Your objective. Transcribe all the entries word for word, skipping the pictures.

###

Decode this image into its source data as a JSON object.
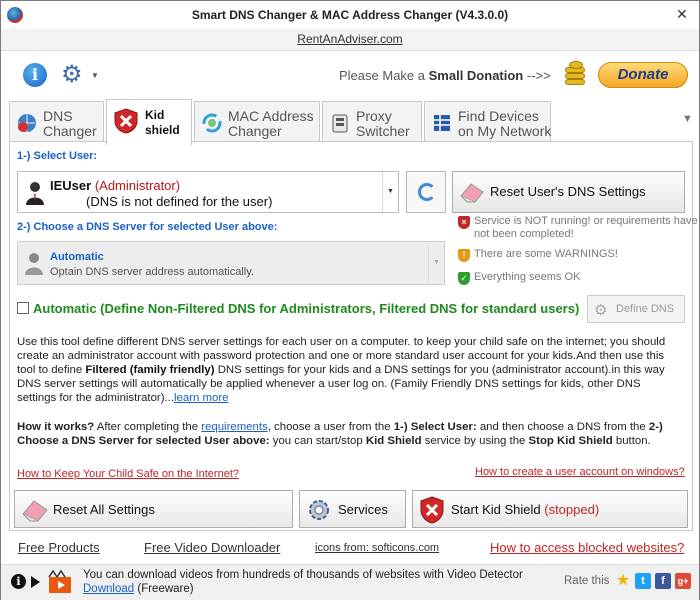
{
  "window": {
    "title": "Smart DNS Changer & MAC Address Changer (V4.3.0.0)"
  },
  "site_link": "RentAnAdviser.com",
  "donation": {
    "prefix": "Please Make a",
    "bold": "Small Donation",
    "suffix": "-->>",
    "button": "Donate"
  },
  "tabs": [
    {
      "label_1": "DNS",
      "label_2": "Changer",
      "icon": "dns-globe-icon"
    },
    {
      "label_1": "Kid",
      "label_2": "shield",
      "icon": "kid-shield-icon",
      "active": true
    },
    {
      "label_1": "MAC Address",
      "label_2": "Changer",
      "icon": "mac-refresh-icon"
    },
    {
      "label_1": "Proxy",
      "label_2": "Switcher",
      "icon": "proxy-icon"
    },
    {
      "label_1": "Find Devices",
      "label_2": "on My Network",
      "icon": "network-icon"
    }
  ],
  "step1": {
    "label": "1-) Select User:"
  },
  "user": {
    "name": "IEUser",
    "role": "(Administrator)",
    "dns_note": "(DNS is not defined for the user)"
  },
  "reset_user_btn": "Reset User's DNS Settings",
  "step2": {
    "label": "2-) Choose a DNS Server for selected User above:"
  },
  "dns_option": {
    "title": "Automatic",
    "desc": "Optain DNS server address automatically."
  },
  "status_legend": [
    {
      "text": "Service is NOT running! or requirements have not been completed!",
      "color": "#c42424",
      "icon": "shield-error-icon"
    },
    {
      "text": "There are some WARNINGS!",
      "color": "#e69a10",
      "icon": "shield-warning-icon"
    },
    {
      "text": "Everything seems OK",
      "color": "#2e9e2e",
      "icon": "shield-ok-icon"
    }
  ],
  "automatic_option": "Automatic (Define Non-Filtered DNS for Administrators, Filtered DNS for standard users)",
  "define_dns_btn": "Define DNS",
  "description": {
    "p1": "Use this tool define different DNS server settings for each user on a computer. to keep your child safe on the internet; you should create an administrator account with password protection and one or more standard user account for your kids.And then use this tool to define ",
    "p1_bold": "Filtered (family friendly)",
    "p2": " DNS settings for your kids and a DNS settings for you (administrator account).in this way DNS server settings will automatically be applied whenever a user log on. (Family Friendly DNS settings for kids, other DNS settings for the administrator)...",
    "learn_more": "learn more"
  },
  "how_it_works": {
    "h": "How it works?",
    "t1": " After completing the ",
    "req": "requirements",
    "t2": ", choose a user from the ",
    "b1": "1-) Select User:",
    "t3": " and then choose a DNS from the ",
    "b2": "2-) Choose a DNS Server for selected User above:",
    "t4": " you can start/stop ",
    "b3": "Kid Shield",
    "t5": " service by using the ",
    "b4": "Stop Kid Shield",
    "t6": " button."
  },
  "links": {
    "left": "How to Keep Your Child Safe on the Internet?",
    "right": "How to create a user account on windows?"
  },
  "bottom_buttons": {
    "reset_all": "Reset All Settings",
    "services": "Services",
    "start_kid": "Start Kid Shield",
    "start_kid_state": "(stopped)"
  },
  "footer": {
    "free_products": "Free Products",
    "free_video": "Free Video Downloader",
    "icons_from": "icons from: softicons.com",
    "blocked": "How to access blocked websites?"
  },
  "statusbar": {
    "line1": "You can download videos from hundreds of thousands of websites with Video Detector",
    "download": "Download",
    "freeware": "(Freeware)",
    "rate": "Rate this"
  },
  "colors": {
    "accent": "#1a5fc4",
    "error": "#c42424",
    "ok": "#1e8a1e"
  }
}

###

Exercise answer.
Decode this image into its source data as a JSON object.
{
  "window": {
    "title": "Smart DNS Changer & MAC Address Changer (V4.3.0.0)"
  },
  "site_link": "RentAnAdviser.com",
  "donation": {
    "prefix": "Please Make a",
    "bold": "Small Donation",
    "suffix": "-->>",
    "button": "Donate"
  },
  "tabs": [
    {
      "label_1": "DNS",
      "label_2": "Changer",
      "icon": "dns-globe-icon"
    },
    {
      "label_1": "Kid",
      "label_2": "shield",
      "icon": "kid-shield-icon",
      "active": true
    },
    {
      "label_1": "MAC Address",
      "label_2": "Changer",
      "icon": "mac-refresh-icon"
    },
    {
      "label_1": "Proxy",
      "label_2": "Switcher",
      "icon": "proxy-icon"
    },
    {
      "label_1": "Find Devices",
      "label_2": "on My Network",
      "icon": "network-icon"
    }
  ],
  "step1": {
    "label": "1-) Select User:"
  },
  "user": {
    "name": "IEUser",
    "role": "(Administrator)",
    "dns_note": "(DNS is not defined for the user)"
  },
  "reset_user_btn": "Reset User's DNS Settings",
  "step2": {
    "label": "2-) Choose a DNS Server for selected User above:"
  },
  "dns_option": {
    "title": "Automatic",
    "desc": "Optain DNS server address automatically."
  },
  "status_legend": [
    {
      "text": "Service is NOT running! or requirements have not been completed!",
      "color": "#c42424",
      "icon": "shield-error-icon"
    },
    {
      "text": "There are some WARNINGS!",
      "color": "#e69a10",
      "icon": "shield-warning-icon"
    },
    {
      "text": "Everything seems OK",
      "color": "#2e9e2e",
      "icon": "shield-ok-icon"
    }
  ],
  "automatic_option": "Automatic (Define Non-Filtered DNS for Administrators, Filtered DNS for standard users)",
  "define_dns_btn": "Define DNS",
  "description": {
    "p1": "Use this tool define different DNS server settings for each user on a computer. to keep your child safe on the internet; you should create an administrator account with password protection and one or more standard user account for your kids.And then use this tool to define ",
    "p1_bold": "Filtered (family friendly)",
    "p2": " DNS settings for your kids and a DNS settings for you (administrator account).in this way DNS server settings will automatically be applied whenever a user log on. (Family Friendly DNS settings for kids, other DNS settings for the administrator)...",
    "learn_more": "learn more"
  },
  "how_it_works": {
    "h": "How it works?",
    "t1": " After completing the ",
    "req": "requirements",
    "t2": ", choose a user from the ",
    "b1": "1-) Select User:",
    "t3": " and then choose a DNS from the ",
    "b2": "2-) Choose a DNS Server for selected User above:",
    "t4": " you can start/stop ",
    "b3": "Kid Shield",
    "t5": " service by using the ",
    "b4": "Stop Kid Shield",
    "t6": " button."
  },
  "links": {
    "left": "How to Keep Your Child Safe on the Internet?",
    "right": "How to create a user account on windows?"
  },
  "bottom_buttons": {
    "reset_all": "Reset All Settings",
    "services": "Services",
    "start_kid": "Start Kid Shield",
    "start_kid_state": "(stopped)"
  },
  "footer": {
    "free_products": "Free Products",
    "free_video": "Free Video Downloader",
    "icons_from": "icons from: softicons.com",
    "blocked": "How to access blocked websites?"
  },
  "statusbar": {
    "line1": "You can download videos from hundreds of thousands of websites with Video Detector",
    "download": "Download",
    "freeware": "(Freeware)",
    "rate": "Rate this"
  },
  "colors": {
    "accent": "#1a5fc4",
    "error": "#c42424",
    "ok": "#1e8a1e"
  }
}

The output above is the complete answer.